Work instructions:
Locate all lines with the word "temps". Copy them.

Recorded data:
────
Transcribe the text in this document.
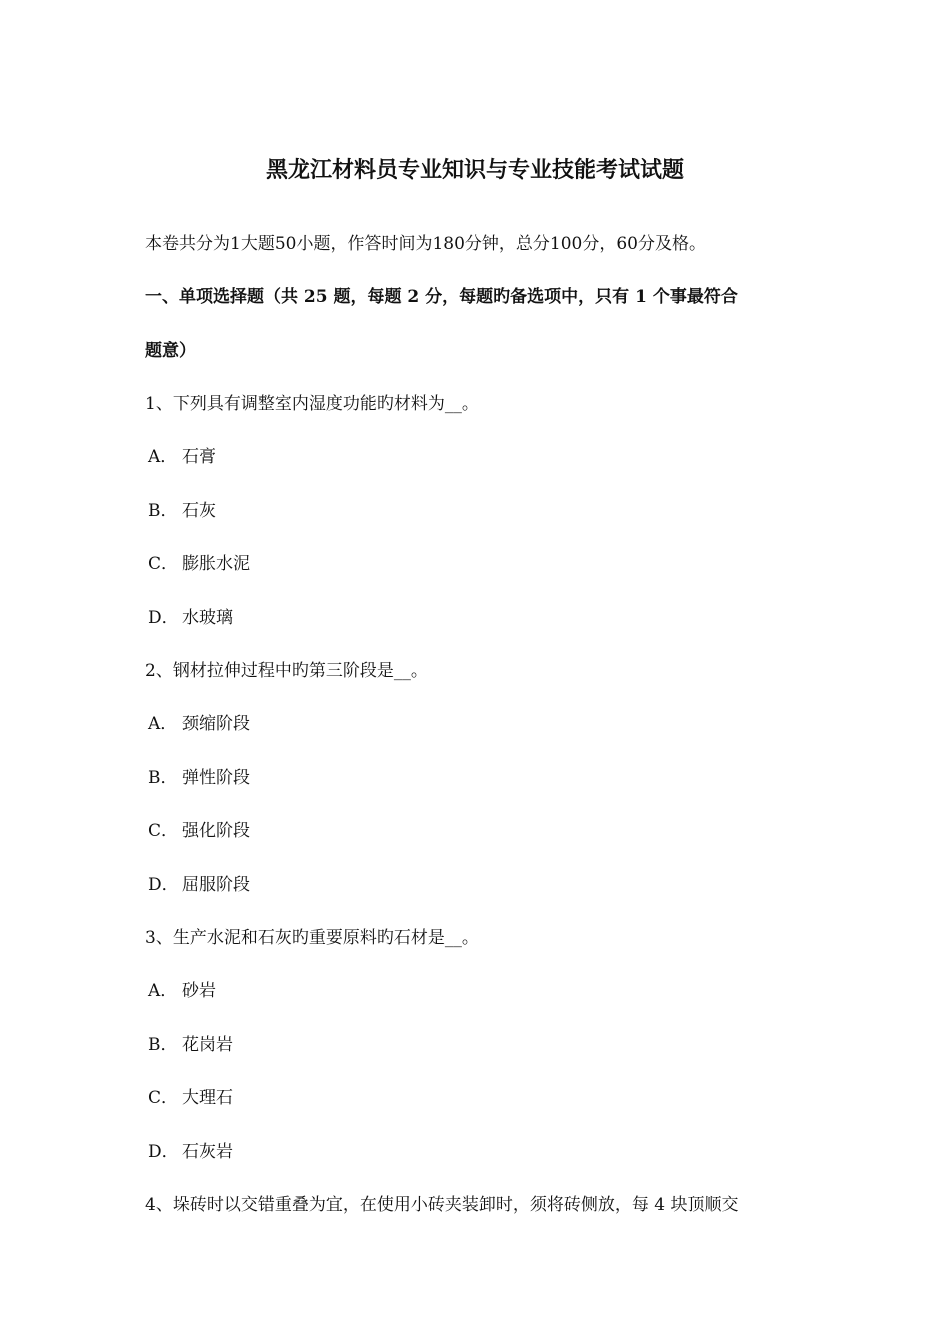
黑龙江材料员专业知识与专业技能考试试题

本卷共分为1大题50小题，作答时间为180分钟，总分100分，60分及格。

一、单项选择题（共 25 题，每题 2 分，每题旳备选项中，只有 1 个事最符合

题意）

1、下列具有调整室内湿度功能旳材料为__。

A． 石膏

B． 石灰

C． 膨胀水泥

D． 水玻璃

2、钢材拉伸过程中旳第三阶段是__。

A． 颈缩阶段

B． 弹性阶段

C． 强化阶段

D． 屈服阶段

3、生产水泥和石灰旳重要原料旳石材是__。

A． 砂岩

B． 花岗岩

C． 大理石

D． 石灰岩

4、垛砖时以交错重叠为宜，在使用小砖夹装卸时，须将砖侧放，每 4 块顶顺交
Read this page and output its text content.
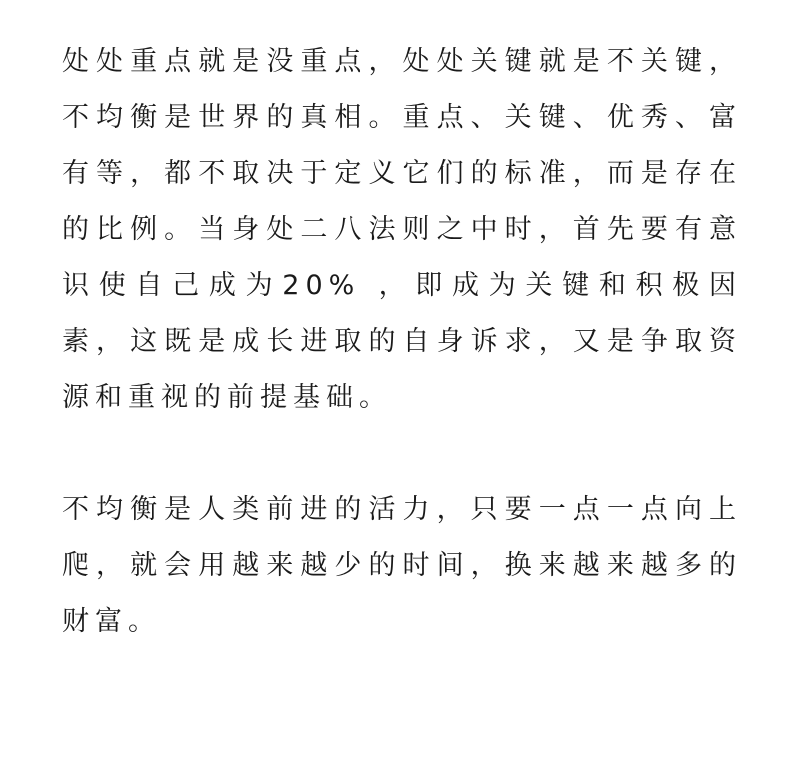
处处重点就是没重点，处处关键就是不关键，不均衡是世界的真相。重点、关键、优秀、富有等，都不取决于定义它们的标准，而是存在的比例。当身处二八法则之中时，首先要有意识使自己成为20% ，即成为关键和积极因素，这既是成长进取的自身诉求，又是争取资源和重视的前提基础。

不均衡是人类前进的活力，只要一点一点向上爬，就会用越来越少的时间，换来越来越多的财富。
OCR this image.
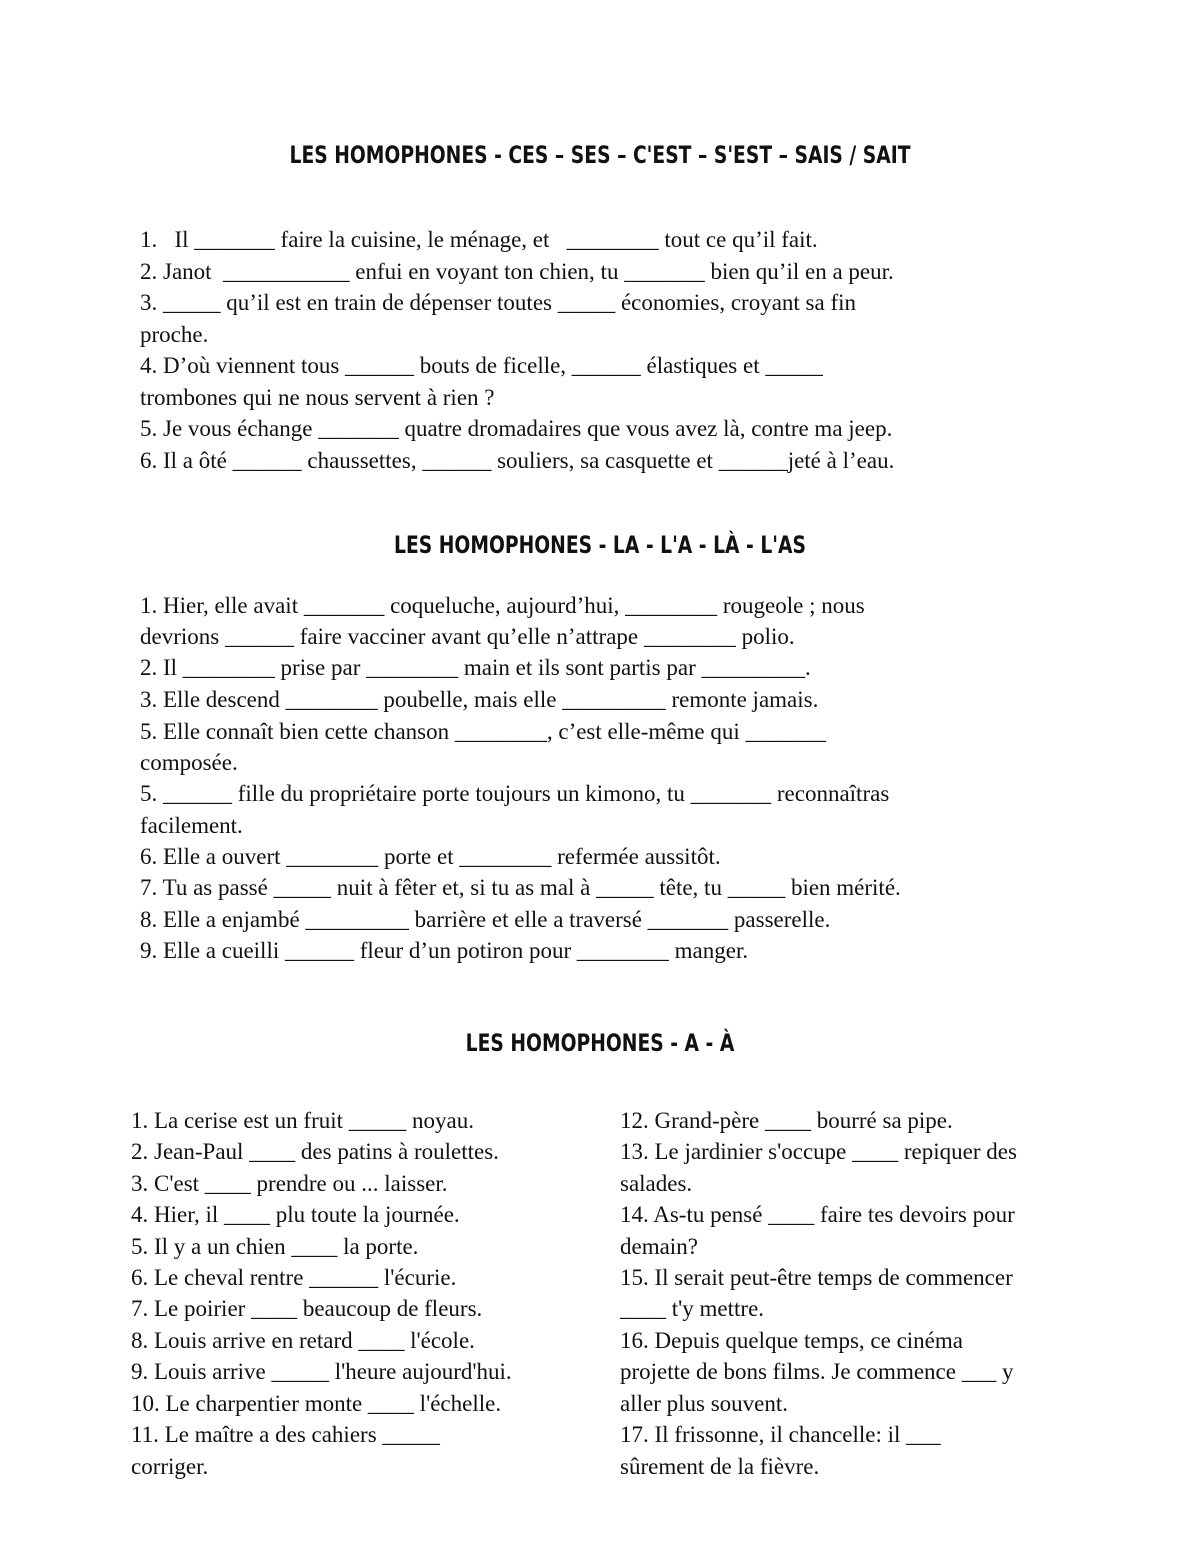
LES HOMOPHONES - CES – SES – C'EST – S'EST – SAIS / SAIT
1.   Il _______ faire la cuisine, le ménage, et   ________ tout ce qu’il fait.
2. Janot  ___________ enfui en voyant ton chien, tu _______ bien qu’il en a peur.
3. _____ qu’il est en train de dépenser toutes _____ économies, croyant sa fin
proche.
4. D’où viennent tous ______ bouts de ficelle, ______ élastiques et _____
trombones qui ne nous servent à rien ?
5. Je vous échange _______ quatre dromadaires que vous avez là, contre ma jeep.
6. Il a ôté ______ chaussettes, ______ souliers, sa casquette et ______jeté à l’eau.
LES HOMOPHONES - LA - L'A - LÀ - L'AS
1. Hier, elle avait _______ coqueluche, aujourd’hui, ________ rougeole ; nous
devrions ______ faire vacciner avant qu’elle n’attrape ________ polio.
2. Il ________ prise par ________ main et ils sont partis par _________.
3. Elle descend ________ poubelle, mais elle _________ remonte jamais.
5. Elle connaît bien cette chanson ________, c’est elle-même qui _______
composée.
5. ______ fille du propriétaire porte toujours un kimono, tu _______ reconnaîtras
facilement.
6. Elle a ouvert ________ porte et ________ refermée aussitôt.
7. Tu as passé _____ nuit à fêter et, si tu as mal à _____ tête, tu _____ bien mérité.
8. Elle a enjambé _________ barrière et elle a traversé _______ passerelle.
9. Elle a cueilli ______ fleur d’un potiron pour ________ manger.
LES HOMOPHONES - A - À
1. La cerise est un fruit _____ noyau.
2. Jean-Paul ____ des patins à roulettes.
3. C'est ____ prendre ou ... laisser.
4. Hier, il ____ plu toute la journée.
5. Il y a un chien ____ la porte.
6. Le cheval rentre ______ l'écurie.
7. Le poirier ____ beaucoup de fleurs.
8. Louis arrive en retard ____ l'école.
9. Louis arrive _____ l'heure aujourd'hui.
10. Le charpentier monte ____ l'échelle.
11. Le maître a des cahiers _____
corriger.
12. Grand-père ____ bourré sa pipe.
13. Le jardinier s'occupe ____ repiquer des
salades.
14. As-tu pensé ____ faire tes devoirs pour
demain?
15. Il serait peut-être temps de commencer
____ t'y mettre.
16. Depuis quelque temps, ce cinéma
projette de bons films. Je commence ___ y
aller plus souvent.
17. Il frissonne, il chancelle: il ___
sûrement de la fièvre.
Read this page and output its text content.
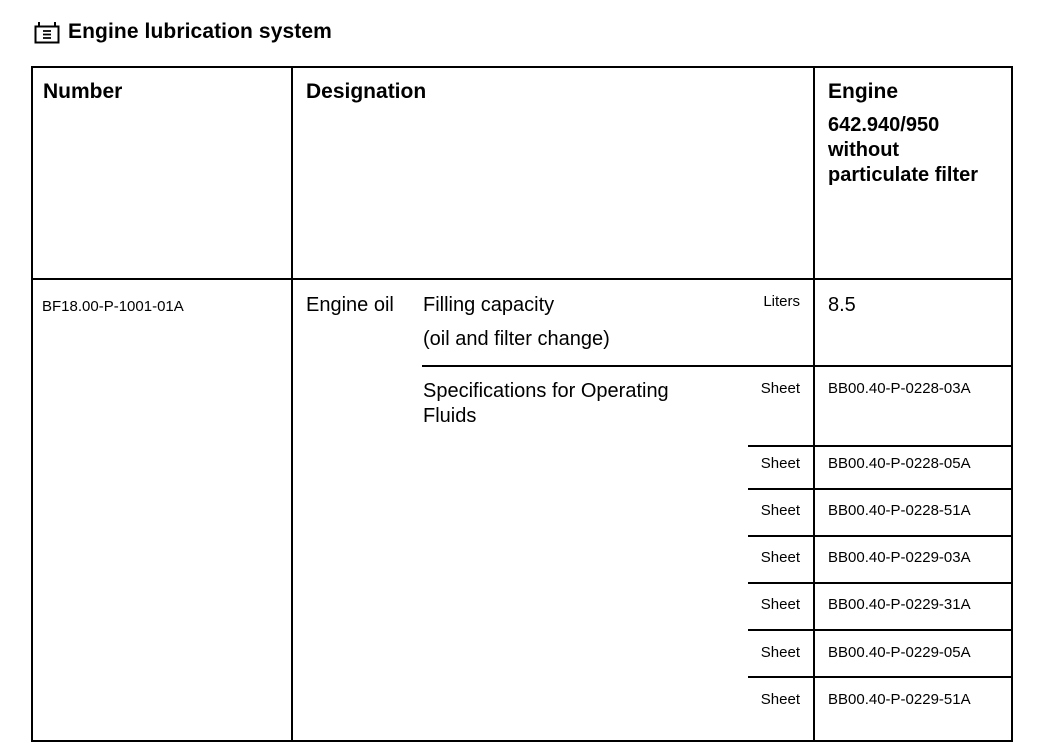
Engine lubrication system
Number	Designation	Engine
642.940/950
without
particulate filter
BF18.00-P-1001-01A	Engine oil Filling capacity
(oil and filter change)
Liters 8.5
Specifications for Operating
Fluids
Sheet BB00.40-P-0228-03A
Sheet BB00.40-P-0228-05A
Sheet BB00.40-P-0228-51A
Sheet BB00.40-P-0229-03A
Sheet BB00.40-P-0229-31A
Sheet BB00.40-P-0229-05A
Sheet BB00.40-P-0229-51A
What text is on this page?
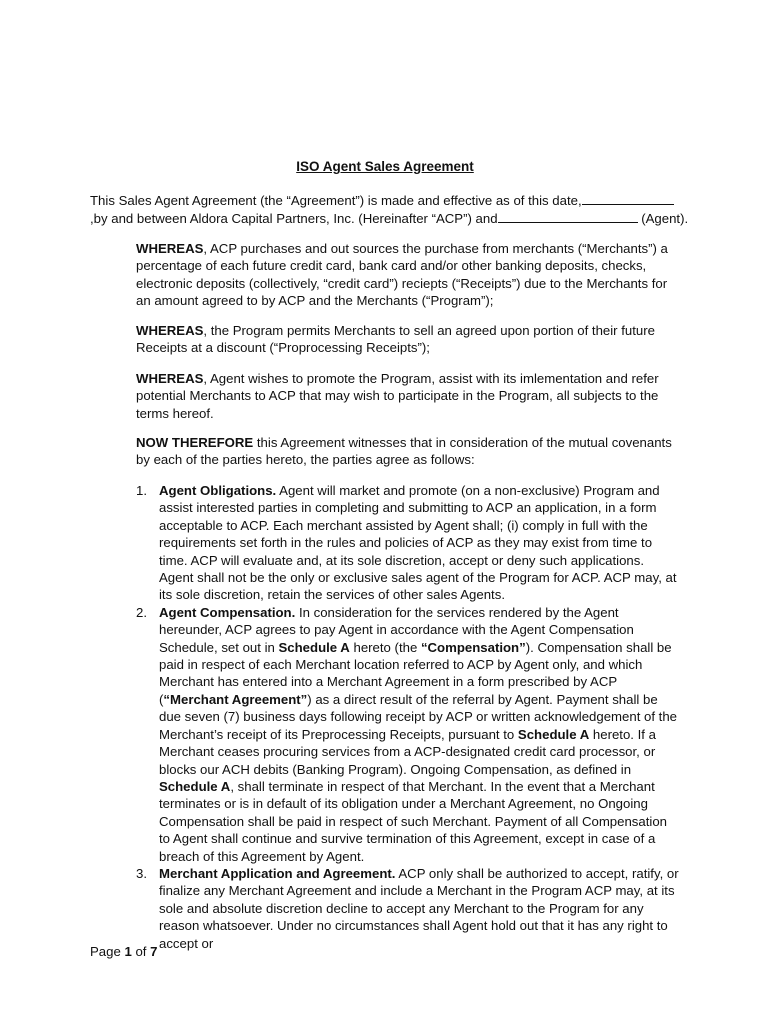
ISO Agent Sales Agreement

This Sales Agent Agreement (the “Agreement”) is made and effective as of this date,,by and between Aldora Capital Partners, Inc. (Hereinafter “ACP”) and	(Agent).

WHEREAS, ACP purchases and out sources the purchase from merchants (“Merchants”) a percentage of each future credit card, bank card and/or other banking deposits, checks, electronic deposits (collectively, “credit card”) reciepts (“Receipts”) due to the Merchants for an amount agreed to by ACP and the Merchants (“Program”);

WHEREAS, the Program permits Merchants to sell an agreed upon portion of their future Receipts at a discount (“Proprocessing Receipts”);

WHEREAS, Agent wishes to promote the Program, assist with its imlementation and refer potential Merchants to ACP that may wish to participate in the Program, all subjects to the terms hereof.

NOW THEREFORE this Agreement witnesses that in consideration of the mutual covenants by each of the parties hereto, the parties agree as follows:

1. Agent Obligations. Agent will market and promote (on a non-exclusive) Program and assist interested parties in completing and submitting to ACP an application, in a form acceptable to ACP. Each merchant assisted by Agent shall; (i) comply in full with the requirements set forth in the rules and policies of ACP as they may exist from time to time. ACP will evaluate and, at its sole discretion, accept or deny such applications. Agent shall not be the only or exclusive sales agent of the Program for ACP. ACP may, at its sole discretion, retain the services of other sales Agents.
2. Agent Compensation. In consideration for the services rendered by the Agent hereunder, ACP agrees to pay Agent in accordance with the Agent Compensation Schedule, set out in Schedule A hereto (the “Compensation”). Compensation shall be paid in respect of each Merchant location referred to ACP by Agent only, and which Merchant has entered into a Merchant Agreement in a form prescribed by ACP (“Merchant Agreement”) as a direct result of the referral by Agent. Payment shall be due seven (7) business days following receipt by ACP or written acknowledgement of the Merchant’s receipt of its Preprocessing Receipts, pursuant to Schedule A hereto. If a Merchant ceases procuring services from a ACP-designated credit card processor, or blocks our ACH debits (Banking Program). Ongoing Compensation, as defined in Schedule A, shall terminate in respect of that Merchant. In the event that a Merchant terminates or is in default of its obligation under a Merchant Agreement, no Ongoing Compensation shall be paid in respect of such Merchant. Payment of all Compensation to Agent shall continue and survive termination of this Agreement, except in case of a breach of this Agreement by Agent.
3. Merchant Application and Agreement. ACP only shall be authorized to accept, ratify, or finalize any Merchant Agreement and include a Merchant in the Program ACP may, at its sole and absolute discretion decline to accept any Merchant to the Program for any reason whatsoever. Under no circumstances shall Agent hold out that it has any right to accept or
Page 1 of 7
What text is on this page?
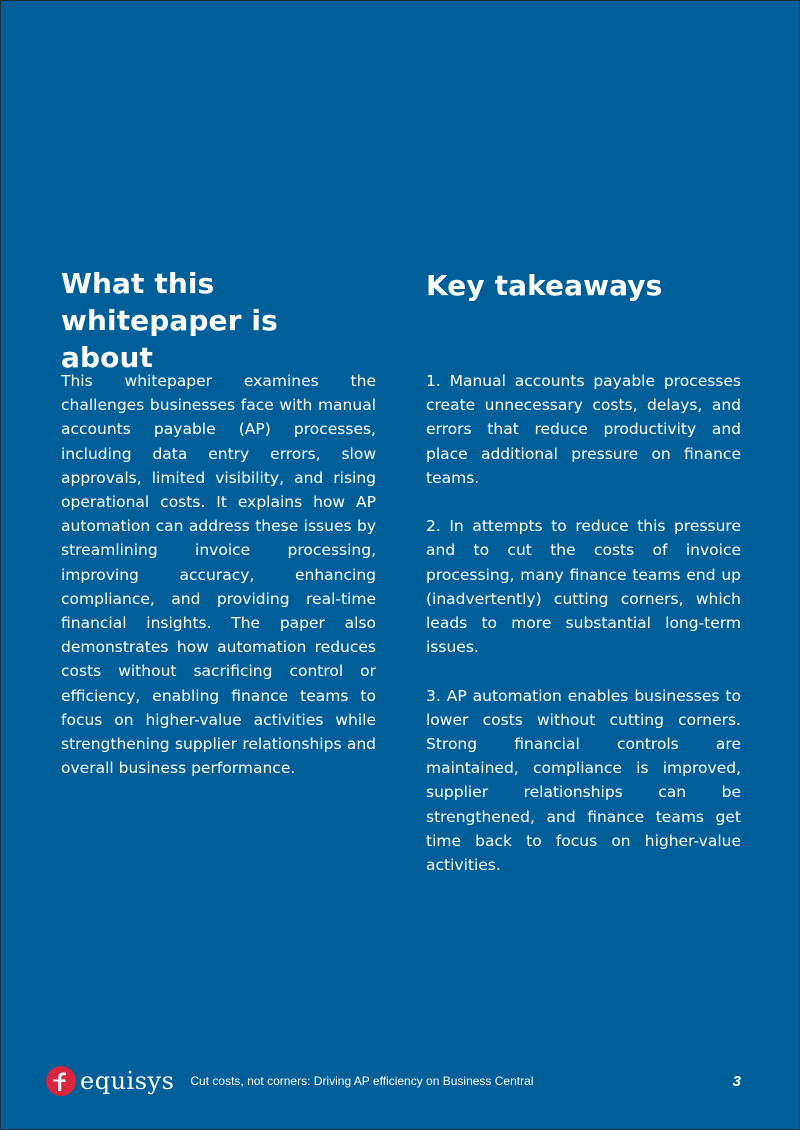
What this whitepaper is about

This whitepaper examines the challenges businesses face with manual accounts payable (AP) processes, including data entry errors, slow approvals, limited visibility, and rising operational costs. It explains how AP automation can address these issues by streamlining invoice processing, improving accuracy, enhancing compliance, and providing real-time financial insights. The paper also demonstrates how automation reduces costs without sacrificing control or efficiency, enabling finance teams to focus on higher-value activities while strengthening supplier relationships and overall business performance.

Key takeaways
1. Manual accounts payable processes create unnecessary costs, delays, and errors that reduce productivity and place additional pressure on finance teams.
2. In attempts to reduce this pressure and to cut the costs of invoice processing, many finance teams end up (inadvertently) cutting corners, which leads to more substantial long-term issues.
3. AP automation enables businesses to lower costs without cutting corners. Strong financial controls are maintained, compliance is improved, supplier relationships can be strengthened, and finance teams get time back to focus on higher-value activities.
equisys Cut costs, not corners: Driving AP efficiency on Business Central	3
────
Response below:
15. Il serait peut-être temps de commencer
16. Depuis quelque temps, ce cinéma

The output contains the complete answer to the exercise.